(Entries from a dataset)
>>>

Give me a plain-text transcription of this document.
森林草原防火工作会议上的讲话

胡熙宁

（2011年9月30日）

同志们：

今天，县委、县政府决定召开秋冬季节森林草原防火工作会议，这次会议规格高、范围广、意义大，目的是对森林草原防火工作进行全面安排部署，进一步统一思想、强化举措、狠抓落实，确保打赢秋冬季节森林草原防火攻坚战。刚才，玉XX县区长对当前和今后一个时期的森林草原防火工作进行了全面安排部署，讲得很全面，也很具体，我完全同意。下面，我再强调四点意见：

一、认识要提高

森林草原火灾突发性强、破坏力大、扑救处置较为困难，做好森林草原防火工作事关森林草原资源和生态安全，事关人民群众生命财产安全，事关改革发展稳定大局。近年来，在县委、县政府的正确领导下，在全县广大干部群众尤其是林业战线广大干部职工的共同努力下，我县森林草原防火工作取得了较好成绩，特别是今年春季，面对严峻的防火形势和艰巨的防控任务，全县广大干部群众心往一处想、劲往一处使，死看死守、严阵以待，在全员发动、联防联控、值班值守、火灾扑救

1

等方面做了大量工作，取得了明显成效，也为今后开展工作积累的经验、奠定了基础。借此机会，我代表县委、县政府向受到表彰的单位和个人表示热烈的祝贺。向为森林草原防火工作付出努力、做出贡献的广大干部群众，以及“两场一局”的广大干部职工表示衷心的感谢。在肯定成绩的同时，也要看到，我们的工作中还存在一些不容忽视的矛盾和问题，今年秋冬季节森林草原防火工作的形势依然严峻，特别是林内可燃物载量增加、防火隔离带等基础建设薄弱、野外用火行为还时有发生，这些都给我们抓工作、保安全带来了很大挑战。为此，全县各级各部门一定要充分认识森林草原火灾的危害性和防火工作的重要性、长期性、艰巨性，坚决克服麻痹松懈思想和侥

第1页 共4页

<<<

- [Brief]:
Repeat the material above exactly.

- [Written answer]:
Give me a plain-text transcription of this document.
森林草原防火工作会议上的讲话

胡熙宁

（2011年9月30日）

同志们：

今天，县委、县政府决定召开秋冬季节森林草原防火工作会议，这次会议规格高、范围广、意义大，目的是对森林草原防火工作进行全面安排部署，进一步统一思想、强化举措、狠抓落实，确保打赢秋冬季节森林草原防火攻坚战。刚才，玉XX县区长对当前和今后一个时期的森林草原防火工作进行了全面安排部署，讲得很全面，也很具体，我完全同意。下面，我再强调四点意见：

一、认识要提高

森林草原火灾突发性强、破坏力大、扑救处置较为困难，做好森林草原防火工作事关森林草原资源和生态安全，事关人民群众生命财产安全，事关改革发展稳定大局。近年来，在县委、县政府的正确领导下，在全县广大干部群众尤其是林业战线广大干部职工的共同努力下，我县森林草原防火工作取得了较好成绩，特别是今年春季，面对严峻的防火形势和艰巨的防控任务，全县广大干部群众心往一处想、劲往一处使，死看死守、严阵以待，在全员发动、联防联控、值班值守、火灾扑救

1

等方面做了大量工作，取得了明显成效，也为今后开展工作积累的经验、奠定了基础。借此机会，我代表县委、县政府向受到表彰的单位和个人表示热烈的祝贺。向为森林草原防火工作付出努力、做出贡献的广大干部群众，以及“两场一局”的广大干部职工表示衷心的感谢。在肯定成绩的同时，也要看到，我们的工作中还存在一些不容忽视的矛盾和问题，今年秋冬季节森林草原防火工作的形势依然严峻，特别是林内可燃物载量增加、防火隔离带等基础建设薄弱、野外用火行为还时有发生，这些都给我们抓工作、保安全带来了很大挑战。为此，全县各级各部门一定要充分认识森林草原火灾的危害性和防火工作的重要性、长期性、艰巨性，坚决克服麻痹松懈思想和侥

第1页 共4页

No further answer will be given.